Entries with figure data
────
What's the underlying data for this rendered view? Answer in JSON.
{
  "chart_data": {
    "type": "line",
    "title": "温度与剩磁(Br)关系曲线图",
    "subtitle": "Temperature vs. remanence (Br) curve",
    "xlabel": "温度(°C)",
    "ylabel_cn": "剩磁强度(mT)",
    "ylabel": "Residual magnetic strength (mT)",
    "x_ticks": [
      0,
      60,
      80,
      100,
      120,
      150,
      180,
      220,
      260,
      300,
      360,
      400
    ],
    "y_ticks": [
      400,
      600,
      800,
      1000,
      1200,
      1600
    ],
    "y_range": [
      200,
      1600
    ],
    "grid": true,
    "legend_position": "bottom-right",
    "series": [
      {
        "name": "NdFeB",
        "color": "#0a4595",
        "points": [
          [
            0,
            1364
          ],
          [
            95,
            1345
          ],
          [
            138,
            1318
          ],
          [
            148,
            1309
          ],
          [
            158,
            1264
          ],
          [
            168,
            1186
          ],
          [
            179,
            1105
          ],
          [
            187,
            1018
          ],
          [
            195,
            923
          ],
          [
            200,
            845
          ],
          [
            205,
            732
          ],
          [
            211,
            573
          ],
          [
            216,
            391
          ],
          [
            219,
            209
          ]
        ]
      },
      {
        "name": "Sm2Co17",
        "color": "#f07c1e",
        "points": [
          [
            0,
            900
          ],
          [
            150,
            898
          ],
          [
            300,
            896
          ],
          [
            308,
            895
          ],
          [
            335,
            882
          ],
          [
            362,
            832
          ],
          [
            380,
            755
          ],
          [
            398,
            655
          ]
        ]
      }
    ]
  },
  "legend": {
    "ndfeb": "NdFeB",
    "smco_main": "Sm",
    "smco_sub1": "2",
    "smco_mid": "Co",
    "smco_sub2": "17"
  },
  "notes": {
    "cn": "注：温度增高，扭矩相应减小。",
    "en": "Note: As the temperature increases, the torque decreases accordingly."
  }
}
────
=== TASK OBJECTIVE ===
Copy the data above in full, character for character.

=== ANSWER TO THE EXERCISE ===
What's the underlying data for this rendered view? Answer in JSON.
{
  "chart_data": {
    "type": "line",
    "title": "温度与剩磁(Br)关系曲线图",
    "subtitle": "Temperature vs. remanence (Br) curve",
    "xlabel": "温度(°C)",
    "ylabel_cn": "剩磁强度(mT)",
    "ylabel": "Residual magnetic strength (mT)",
    "x_ticks": [
      0,
      60,
      80,
      100,
      120,
      150,
      180,
      220,
      260,
      300,
      360,
      400
    ],
    "y_ticks": [
      400,
      600,
      800,
      1000,
      1200,
      1600
    ],
    "y_range": [
      200,
      1600
    ],
    "grid": true,
    "legend_position": "bottom-right",
    "series": [
      {
        "name": "NdFeB",
        "color": "#0a4595",
        "points": [
          [
            0,
            1364
          ],
          [
            95,
            1345
          ],
          [
            138,
            1318
          ],
          [
            148,
            1309
          ],
          [
            158,
            1264
          ],
          [
            168,
            1186
          ],
          [
            179,
            1105
          ],
          [
            187,
            1018
          ],
          [
            195,
            923
          ],
          [
            200,
            845
          ],
          [
            205,
            732
          ],
          [
            211,
            573
          ],
          [
            216,
            391
          ],
          [
            219,
            209
          ]
        ]
      },
      {
        "name": "Sm2Co17",
        "color": "#f07c1e",
        "points": [
          [
            0,
            900
          ],
          [
            150,
            898
          ],
          [
            300,
            896
          ],
          [
            308,
            895
          ],
          [
            335,
            882
          ],
          [
            362,
            832
          ],
          [
            380,
            755
          ],
          [
            398,
            655
          ]
        ]
      }
    ]
  },
  "legend": {
    "ndfeb": "NdFeB",
    "smco_main": "Sm",
    "smco_sub1": "2",
    "smco_mid": "Co",
    "smco_sub2": "17"
  },
  "notes": {
    "cn": "注：温度增高，扭矩相应减小。",
    "en": "Note: As the temperature increases, the torque decreases accordingly."
  }
}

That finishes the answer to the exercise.